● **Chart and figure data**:

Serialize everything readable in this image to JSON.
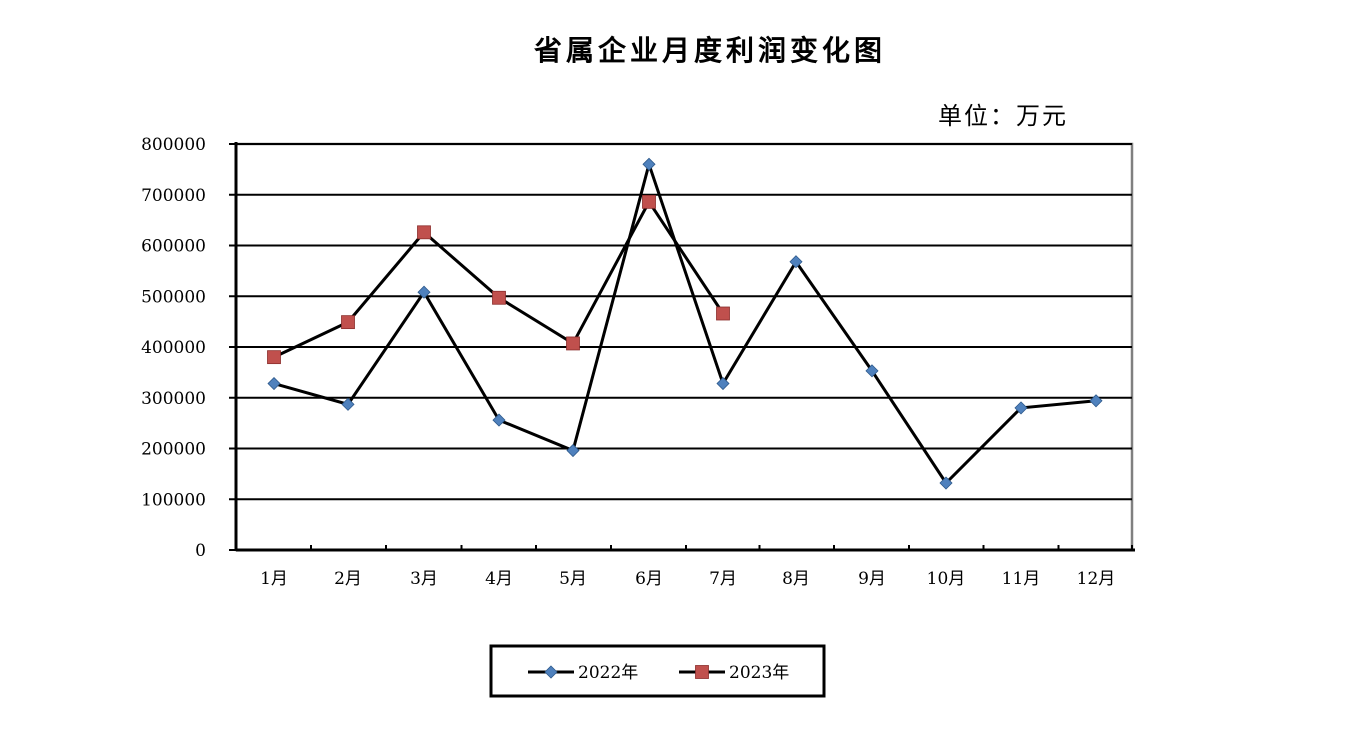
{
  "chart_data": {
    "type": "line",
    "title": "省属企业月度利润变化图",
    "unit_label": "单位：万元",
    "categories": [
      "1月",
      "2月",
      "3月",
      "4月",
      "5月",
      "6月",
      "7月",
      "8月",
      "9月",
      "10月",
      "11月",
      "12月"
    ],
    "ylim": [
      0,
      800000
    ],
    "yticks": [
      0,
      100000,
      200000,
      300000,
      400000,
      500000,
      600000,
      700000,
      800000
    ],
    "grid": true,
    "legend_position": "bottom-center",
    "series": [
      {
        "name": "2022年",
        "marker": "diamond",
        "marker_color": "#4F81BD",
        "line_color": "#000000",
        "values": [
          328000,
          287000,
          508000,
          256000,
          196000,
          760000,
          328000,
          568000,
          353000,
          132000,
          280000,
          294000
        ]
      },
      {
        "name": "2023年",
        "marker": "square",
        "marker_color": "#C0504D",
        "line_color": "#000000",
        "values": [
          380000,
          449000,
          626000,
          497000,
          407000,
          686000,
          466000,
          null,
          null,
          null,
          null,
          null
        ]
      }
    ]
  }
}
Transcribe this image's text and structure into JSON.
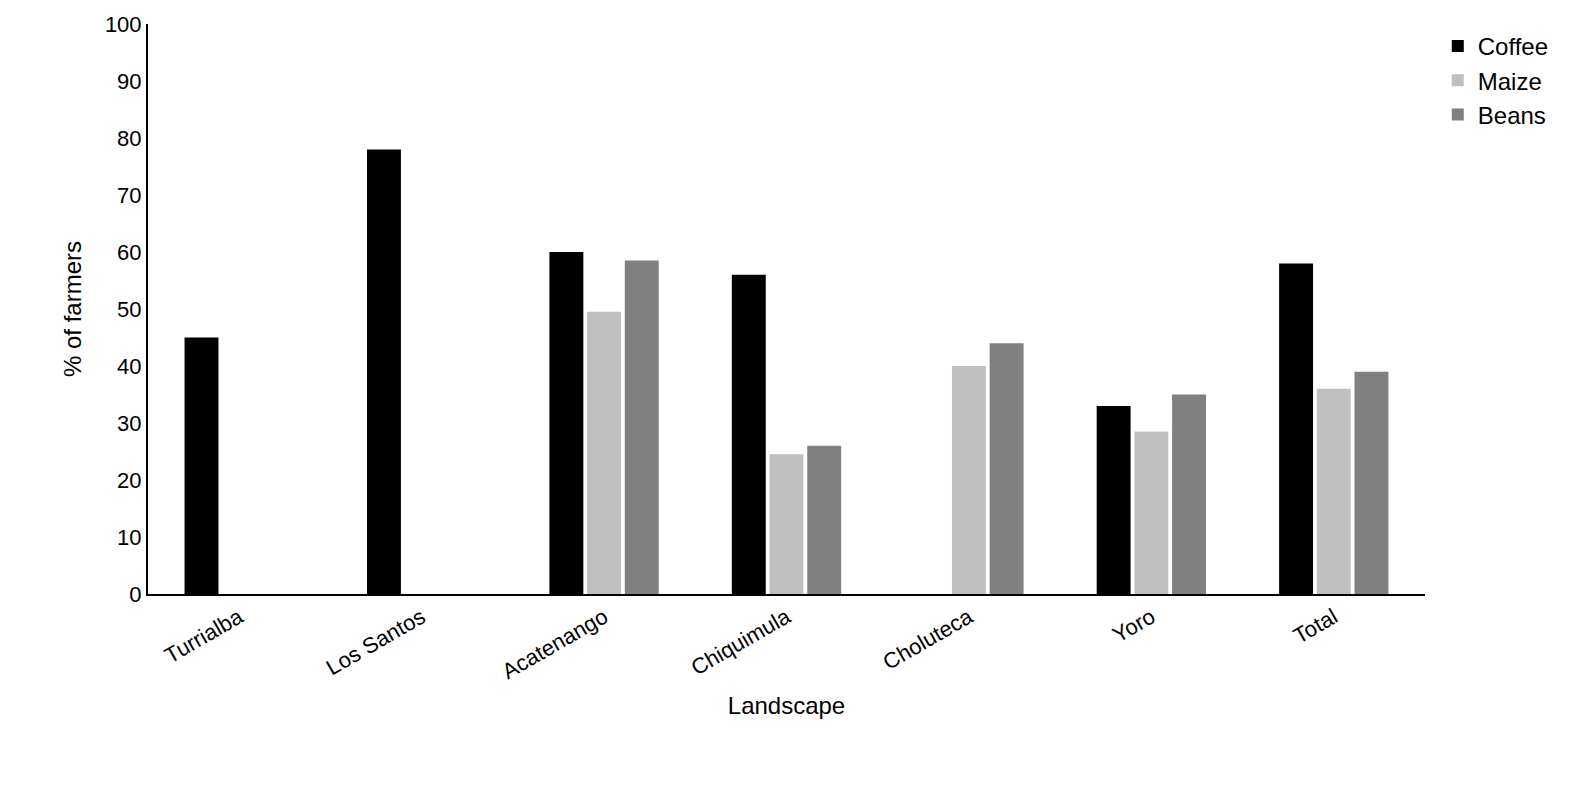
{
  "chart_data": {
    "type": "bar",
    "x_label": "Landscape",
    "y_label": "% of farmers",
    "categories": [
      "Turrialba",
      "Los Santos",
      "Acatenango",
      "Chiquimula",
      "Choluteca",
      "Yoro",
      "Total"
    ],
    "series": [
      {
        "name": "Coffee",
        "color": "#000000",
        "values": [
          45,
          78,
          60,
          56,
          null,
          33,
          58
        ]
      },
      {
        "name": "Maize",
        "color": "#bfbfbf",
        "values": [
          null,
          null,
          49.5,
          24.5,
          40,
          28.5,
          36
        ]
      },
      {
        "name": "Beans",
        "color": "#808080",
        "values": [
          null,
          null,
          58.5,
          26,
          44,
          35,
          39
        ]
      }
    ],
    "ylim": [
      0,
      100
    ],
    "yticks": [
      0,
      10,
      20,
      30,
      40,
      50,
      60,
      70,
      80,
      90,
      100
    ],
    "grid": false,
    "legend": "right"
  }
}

● **The exercise**:
Repeat the lines of the records verbatim, starting at the line containing "Transcribe this image's" and stopping after the final line. Images stay out.

● **Response to this exercise**:
Transcribe this image's text and structure into JSON.
{
  "chart_data": {
    "type": "bar",
    "x_label": "Landscape",
    "y_label": "% of farmers",
    "categories": [
      "Turrialba",
      "Los Santos",
      "Acatenango",
      "Chiquimula",
      "Choluteca",
      "Yoro",
      "Total"
    ],
    "series": [
      {
        "name": "Coffee",
        "color": "#000000",
        "values": [
          45,
          78,
          60,
          56,
          null,
          33,
          58
        ]
      },
      {
        "name": "Maize",
        "color": "#bfbfbf",
        "values": [
          null,
          null,
          49.5,
          24.5,
          40,
          28.5,
          36
        ]
      },
      {
        "name": "Beans",
        "color": "#808080",
        "values": [
          null,
          null,
          58.5,
          26,
          44,
          35,
          39
        ]
      }
    ],
    "ylim": [
      0,
      100
    ],
    "yticks": [
      0,
      10,
      20,
      30,
      40,
      50,
      60,
      70,
      80,
      90,
      100
    ],
    "grid": false,
    "legend": "right"
  }
}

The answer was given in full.